What to do:
Copy each line exactly. Drop every picture.

Stored records:
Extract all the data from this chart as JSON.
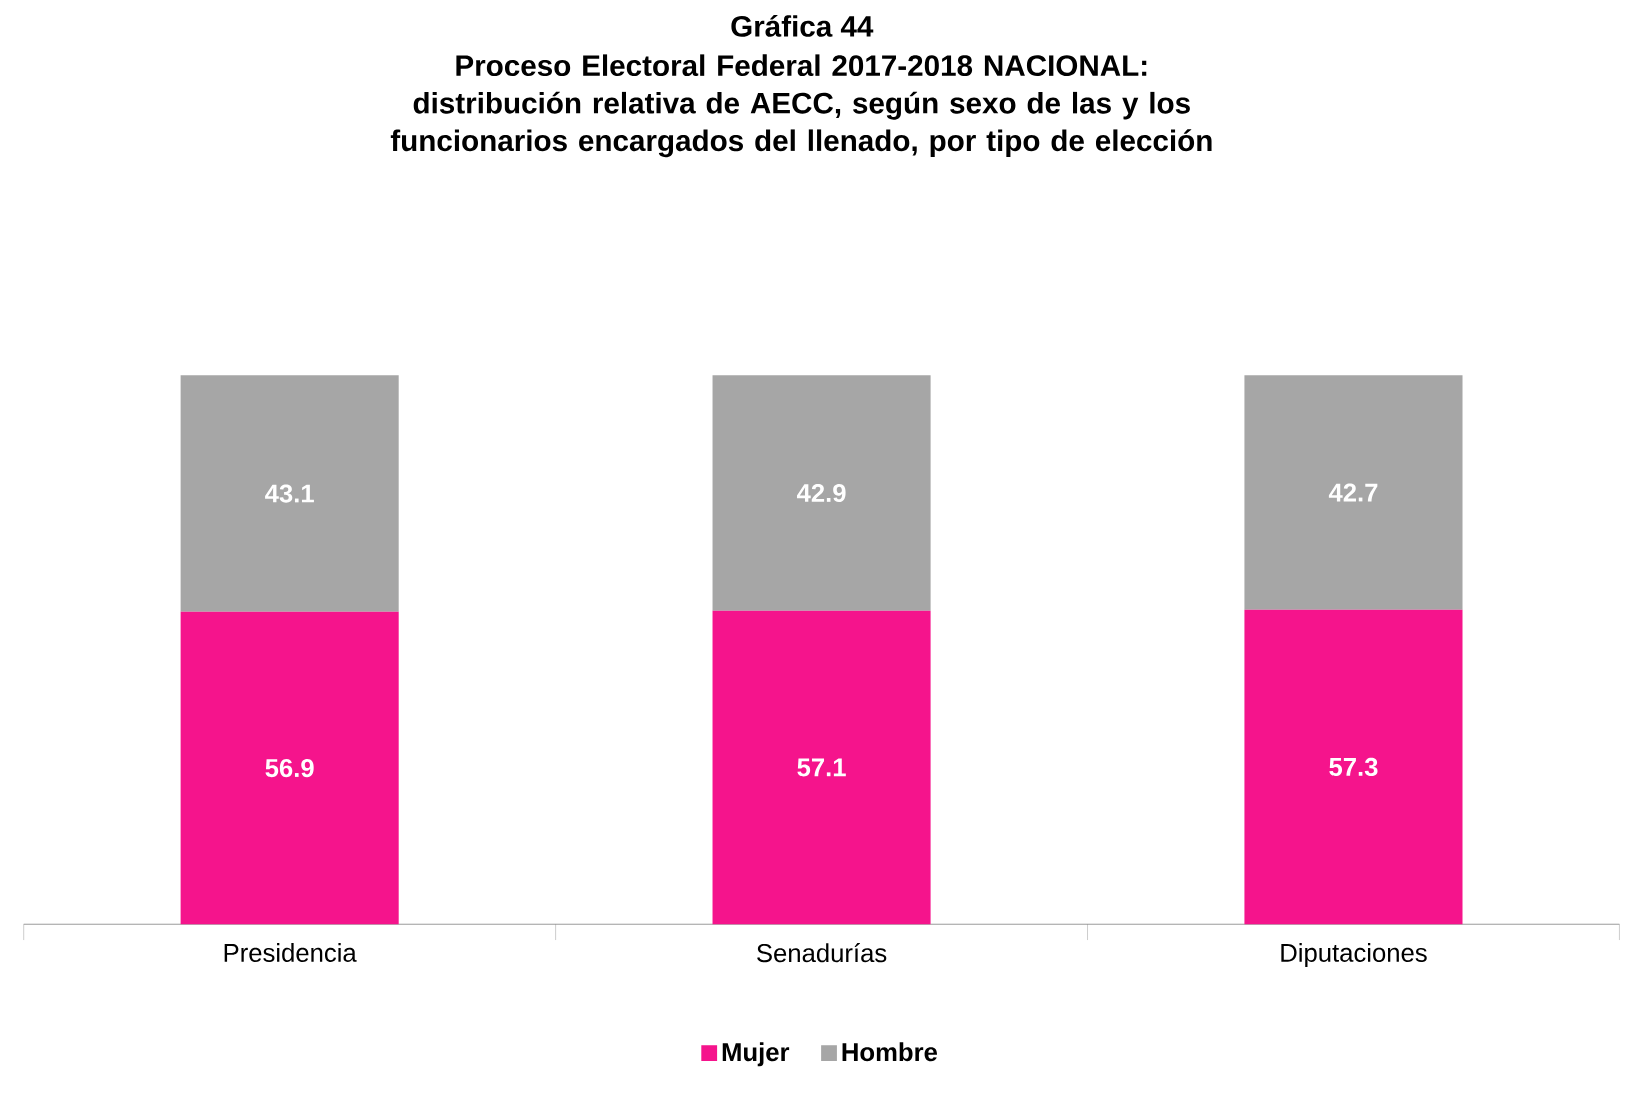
{
  "chart_data": {
    "type": "bar",
    "stacked": true,
    "data_labels": true,
    "legend": "bottom",
    "title": "Gráfica 44",
    "subtitle": "Proceso Electoral Federal 2017-2018 NACIONAL: distribución relativa de AECC, según sexo de las y los funcionarios encargados del llenado, por tipo de elección",
    "categories": [
      "Presidencia",
      "Senadurías",
      "Diputaciones"
    ],
    "series": [
      {
        "name": "Mujer",
        "color": "#f5148c",
        "values": [
          56.9,
          57.1,
          57.3
        ]
      },
      {
        "name": "Hombre",
        "color": "#a6a6a6",
        "values": [
          43.1,
          42.9,
          42.7
        ]
      }
    ]
  }
}
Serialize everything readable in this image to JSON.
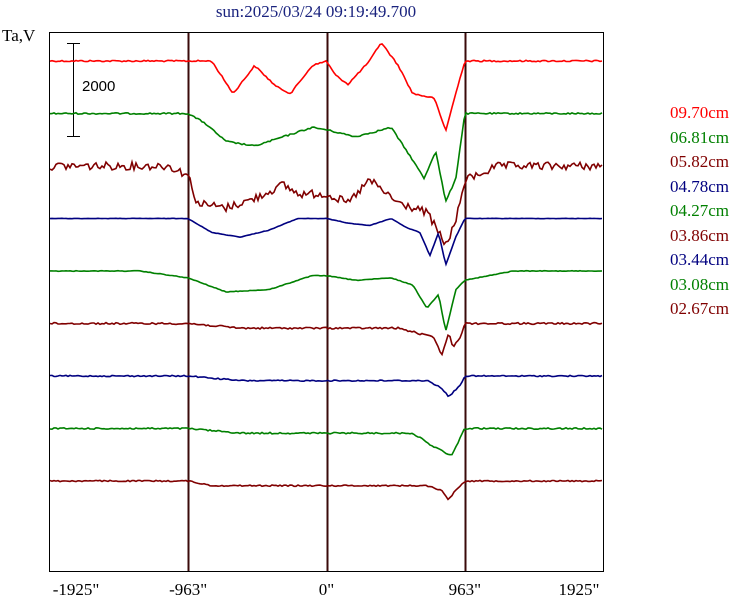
{
  "title": "sun:2025/03/24 09:19:49.700",
  "ylabel": "Ta,V",
  "scale_bar_label": "2000",
  "chart_data": {
    "type": "line",
    "title": "sun:2025/03/24 09:19:49.700",
    "ylabel": "Ta,V",
    "xlim": [
      -1925,
      1925
    ],
    "x_ticks": [
      "-1925\"",
      "-963\"",
      "0\"",
      "963\"",
      "1925\""
    ],
    "x_tick_values": [
      -1925,
      -963,
      0,
      963,
      1925
    ],
    "vertical_lines": [
      -963,
      0,
      963
    ],
    "scale_bar": 2000,
    "grid": false,
    "legend": "right",
    "series": [
      {
        "name": "09.70cm",
        "color": "#ff0000",
        "noise": 1.5,
        "points": [
          [
            -1925,
            0
          ],
          [
            -963,
            0
          ],
          [
            -800,
            0
          ],
          [
            -650,
            -700
          ],
          [
            -500,
            -100
          ],
          [
            -350,
            -550
          ],
          [
            -250,
            -700
          ],
          [
            -100,
            -100
          ],
          [
            0,
            0
          ],
          [
            60,
            -300
          ],
          [
            150,
            -500
          ],
          [
            300,
            0
          ],
          [
            380,
            400
          ],
          [
            500,
            -100
          ],
          [
            600,
            -700
          ],
          [
            750,
            -800
          ],
          [
            830,
            -1500
          ],
          [
            900,
            -700
          ],
          [
            963,
            0
          ],
          [
            1925,
            0
          ]
        ]
      },
      {
        "name": "06.81cm",
        "color": "#008000",
        "noise": 1.5,
        "points": [
          [
            -1925,
            0
          ],
          [
            -963,
            0
          ],
          [
            -850,
            -200
          ],
          [
            -700,
            -600
          ],
          [
            -500,
            -700
          ],
          [
            -300,
            -500
          ],
          [
            -100,
            -300
          ],
          [
            0,
            -350
          ],
          [
            200,
            -500
          ],
          [
            450,
            -300
          ],
          [
            600,
            -1000
          ],
          [
            680,
            -1400
          ],
          [
            760,
            -800
          ],
          [
            830,
            -1900
          ],
          [
            900,
            -1400
          ],
          [
            963,
            0
          ],
          [
            1925,
            0
          ]
        ]
      },
      {
        "name": "05.82cm",
        "color": "#800000",
        "noise": 8,
        "points": [
          [
            -1925,
            0
          ],
          [
            -1100,
            0
          ],
          [
            -963,
            -200
          ],
          [
            -900,
            -800
          ],
          [
            -700,
            -900
          ],
          [
            -500,
            -700
          ],
          [
            -300,
            -400
          ],
          [
            -200,
            -600
          ],
          [
            0,
            -600
          ],
          [
            150,
            -800
          ],
          [
            300,
            -300
          ],
          [
            500,
            -800
          ],
          [
            700,
            -1000
          ],
          [
            830,
            -1700
          ],
          [
            900,
            -1200
          ],
          [
            963,
            -300
          ],
          [
            1200,
            0
          ],
          [
            1925,
            0
          ]
        ]
      },
      {
        "name": "04.78cm",
        "color": "#000080",
        "noise": 0.4,
        "points": [
          [
            -1925,
            0
          ],
          [
            -963,
            0
          ],
          [
            -800,
            -300
          ],
          [
            -600,
            -400
          ],
          [
            -400,
            -250
          ],
          [
            -200,
            0
          ],
          [
            0,
            0
          ],
          [
            150,
            -100
          ],
          [
            300,
            -150
          ],
          [
            450,
            0
          ],
          [
            560,
            -200
          ],
          [
            650,
            -300
          ],
          [
            720,
            -800
          ],
          [
            780,
            -300
          ],
          [
            830,
            -1000
          ],
          [
            900,
            -400
          ],
          [
            963,
            0
          ],
          [
            1925,
            0
          ]
        ]
      },
      {
        "name": "04.27cm",
        "color": "#008000",
        "noise": 0.6,
        "points": [
          [
            -1925,
            0
          ],
          [
            -1300,
            0
          ],
          [
            -963,
            -150
          ],
          [
            -700,
            -450
          ],
          [
            -400,
            -400
          ],
          [
            -100,
            -100
          ],
          [
            0,
            -100
          ],
          [
            200,
            -200
          ],
          [
            450,
            -150
          ],
          [
            600,
            -300
          ],
          [
            700,
            -800
          ],
          [
            780,
            -500
          ],
          [
            830,
            -1300
          ],
          [
            900,
            -400
          ],
          [
            963,
            -200
          ],
          [
            1300,
            0
          ],
          [
            1925,
            0
          ]
        ]
      },
      {
        "name": "03.86cm",
        "color": "#800000",
        "noise": 1.8,
        "points": [
          [
            -1925,
            0
          ],
          [
            -963,
            0
          ],
          [
            -600,
            -100
          ],
          [
            0,
            -100
          ],
          [
            500,
            -100
          ],
          [
            750,
            -300
          ],
          [
            800,
            -700
          ],
          [
            850,
            -200
          ],
          [
            880,
            -500
          ],
          [
            930,
            -300
          ],
          [
            963,
            0
          ],
          [
            1925,
            0
          ]
        ]
      },
      {
        "name": "03.44cm",
        "color": "#000080",
        "noise": 1.2,
        "points": [
          [
            -1925,
            0
          ],
          [
            -963,
            0
          ],
          [
            -600,
            -100
          ],
          [
            0,
            -100
          ],
          [
            700,
            -100
          ],
          [
            800,
            -250
          ],
          [
            850,
            -450
          ],
          [
            930,
            -200
          ],
          [
            963,
            0
          ],
          [
            1925,
            0
          ]
        ]
      },
      {
        "name": "03.08cm",
        "color": "#008000",
        "noise": 1.5,
        "points": [
          [
            -1925,
            0
          ],
          [
            -963,
            0
          ],
          [
            -600,
            -100
          ],
          [
            0,
            -100
          ],
          [
            600,
            -100
          ],
          [
            750,
            -400
          ],
          [
            820,
            -500
          ],
          [
            870,
            -600
          ],
          [
            930,
            -200
          ],
          [
            963,
            0
          ],
          [
            1925,
            0
          ]
        ]
      },
      {
        "name": "02.67cm",
        "color": "#800000",
        "noise": 1.3,
        "points": [
          [
            -1925,
            0
          ],
          [
            -963,
            0
          ],
          [
            -800,
            -100
          ],
          [
            0,
            -100
          ],
          [
            700,
            -100
          ],
          [
            800,
            -200
          ],
          [
            850,
            -400
          ],
          [
            900,
            -200
          ],
          [
            963,
            0
          ],
          [
            1925,
            0
          ]
        ]
      }
    ]
  }
}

Worked answer:
Extract all the data from this chart as JSON.
{
  "chart_data": {
    "type": "bar",
    "stacked": true,
    "data_labels": true,
    "legend": "bottom",
    "title": "Gráfica 44",
    "subtitle": "Proceso Electoral Federal 2017-2018 NACIONAL: distribución relativa de AECC, según sexo de las y los funcionarios encargados del llenado, por tipo de elección",
    "categories": [
      "Presidencia",
      "Senadurías",
      "Diputaciones"
    ],
    "series": [
      {
        "name": "Mujer",
        "color": "#f5148c",
        "values": [
          56.9,
          57.1,
          57.3
        ]
      },
      {
        "name": "Hombre",
        "color": "#a6a6a6",
        "values": [
          43.1,
          42.9,
          42.7
        ]
      }
    ]
  }
}
Serialize everything readable in this image to JSON.
{
  "title": "sun:2025/03/24 09:19:49.700",
  "ylabel": "Ta,V",
  "scale_bar_label": "2000",
  "chart_data": {
    "type": "line",
    "title": "sun:2025/03/24 09:19:49.700",
    "ylabel": "Ta,V",
    "xlim": [
      -1925,
      1925
    ],
    "x_ticks": [
      "-1925\"",
      "-963\"",
      "0\"",
      "963\"",
      "1925\""
    ],
    "x_tick_values": [
      -1925,
      -963,
      0,
      963,
      1925
    ],
    "vertical_lines": [
      -963,
      0,
      963
    ],
    "scale_bar": 2000,
    "grid": false,
    "legend": "right",
    "series": [
      {
        "name": "09.70cm",
        "color": "#ff0000",
        "noise": 1.5,
        "points": [
          [
            -1925,
            0
          ],
          [
            -963,
            0
          ],
          [
            -800,
            0
          ],
          [
            -650,
            -700
          ],
          [
            -500,
            -100
          ],
          [
            -350,
            -550
          ],
          [
            -250,
            -700
          ],
          [
            -100,
            -100
          ],
          [
            0,
            0
          ],
          [
            60,
            -300
          ],
          [
            150,
            -500
          ],
          [
            300,
            0
          ],
          [
            380,
            400
          ],
          [
            500,
            -100
          ],
          [
            600,
            -700
          ],
          [
            750,
            -800
          ],
          [
            830,
            -1500
          ],
          [
            900,
            -700
          ],
          [
            963,
            0
          ],
          [
            1925,
            0
          ]
        ]
      },
      {
        "name": "06.81cm",
        "color": "#008000",
        "noise": 1.5,
        "points": [
          [
            -1925,
            0
          ],
          [
            -963,
            0
          ],
          [
            -850,
            -200
          ],
          [
            -700,
            -600
          ],
          [
            -500,
            -700
          ],
          [
            -300,
            -500
          ],
          [
            -100,
            -300
          ],
          [
            0,
            -350
          ],
          [
            200,
            -500
          ],
          [
            450,
            -300
          ],
          [
            600,
            -1000
          ],
          [
            680,
            -1400
          ],
          [
            760,
            -800
          ],
          [
            830,
            -1900
          ],
          [
            900,
            -1400
          ],
          [
            963,
            0
          ],
          [
            1925,
            0
          ]
        ]
      },
      {
        "name": "05.82cm",
        "color": "#800000",
        "noise": 8,
        "points": [
          [
            -1925,
            0
          ],
          [
            -1100,
            0
          ],
          [
            -963,
            -200
          ],
          [
            -900,
            -800
          ],
          [
            -700,
            -900
          ],
          [
            -500,
            -700
          ],
          [
            -300,
            -400
          ],
          [
            -200,
            -600
          ],
          [
            0,
            -600
          ],
          [
            150,
            -800
          ],
          [
            300,
            -300
          ],
          [
            500,
            -800
          ],
          [
            700,
            -1000
          ],
          [
            830,
            -1700
          ],
          [
            900,
            -1200
          ],
          [
            963,
            -300
          ],
          [
            1200,
            0
          ],
          [
            1925,
            0
          ]
        ]
      },
      {
        "name": "04.78cm",
        "color": "#000080",
        "noise": 0.4,
        "points": [
          [
            -1925,
            0
          ],
          [
            -963,
            0
          ],
          [
            -800,
            -300
          ],
          [
            -600,
            -400
          ],
          [
            -400,
            -250
          ],
          [
            -200,
            0
          ],
          [
            0,
            0
          ],
          [
            150,
            -100
          ],
          [
            300,
            -150
          ],
          [
            450,
            0
          ],
          [
            560,
            -200
          ],
          [
            650,
            -300
          ],
          [
            720,
            -800
          ],
          [
            780,
            -300
          ],
          [
            830,
            -1000
          ],
          [
            900,
            -400
          ],
          [
            963,
            0
          ],
          [
            1925,
            0
          ]
        ]
      },
      {
        "name": "04.27cm",
        "color": "#008000",
        "noise": 0.6,
        "points": [
          [
            -1925,
            0
          ],
          [
            -1300,
            0
          ],
          [
            -963,
            -150
          ],
          [
            -700,
            -450
          ],
          [
            -400,
            -400
          ],
          [
            -100,
            -100
          ],
          [
            0,
            -100
          ],
          [
            200,
            -200
          ],
          [
            450,
            -150
          ],
          [
            600,
            -300
          ],
          [
            700,
            -800
          ],
          [
            780,
            -500
          ],
          [
            830,
            -1300
          ],
          [
            900,
            -400
          ],
          [
            963,
            -200
          ],
          [
            1300,
            0
          ],
          [
            1925,
            0
          ]
        ]
      },
      {
        "name": "03.86cm",
        "color": "#800000",
        "noise": 1.8,
        "points": [
          [
            -1925,
            0
          ],
          [
            -963,
            0
          ],
          [
            -600,
            -100
          ],
          [
            0,
            -100
          ],
          [
            500,
            -100
          ],
          [
            750,
            -300
          ],
          [
            800,
            -700
          ],
          [
            850,
            -200
          ],
          [
            880,
            -500
          ],
          [
            930,
            -300
          ],
          [
            963,
            0
          ],
          [
            1925,
            0
          ]
        ]
      },
      {
        "name": "03.44cm",
        "color": "#000080",
        "noise": 1.2,
        "points": [
          [
            -1925,
            0
          ],
          [
            -963,
            0
          ],
          [
            -600,
            -100
          ],
          [
            0,
            -100
          ],
          [
            700,
            -100
          ],
          [
            800,
            -250
          ],
          [
            850,
            -450
          ],
          [
            930,
            -200
          ],
          [
            963,
            0
          ],
          [
            1925,
            0
          ]
        ]
      },
      {
        "name": "03.08cm",
        "color": "#008000",
        "noise": 1.5,
        "points": [
          [
            -1925,
            0
          ],
          [
            -963,
            0
          ],
          [
            -600,
            -100
          ],
          [
            0,
            -100
          ],
          [
            600,
            -100
          ],
          [
            750,
            -400
          ],
          [
            820,
            -500
          ],
          [
            870,
            -600
          ],
          [
            930,
            -200
          ],
          [
            963,
            0
          ],
          [
            1925,
            0
          ]
        ]
      },
      {
        "name": "02.67cm",
        "color": "#800000",
        "noise": 1.3,
        "points": [
          [
            -1925,
            0
          ],
          [
            -963,
            0
          ],
          [
            -800,
            -100
          ],
          [
            0,
            -100
          ],
          [
            700,
            -100
          ],
          [
            800,
            -200
          ],
          [
            850,
            -400
          ],
          [
            900,
            -200
          ],
          [
            963,
            0
          ],
          [
            1925,
            0
          ]
        ]
      }
    ]
  }
}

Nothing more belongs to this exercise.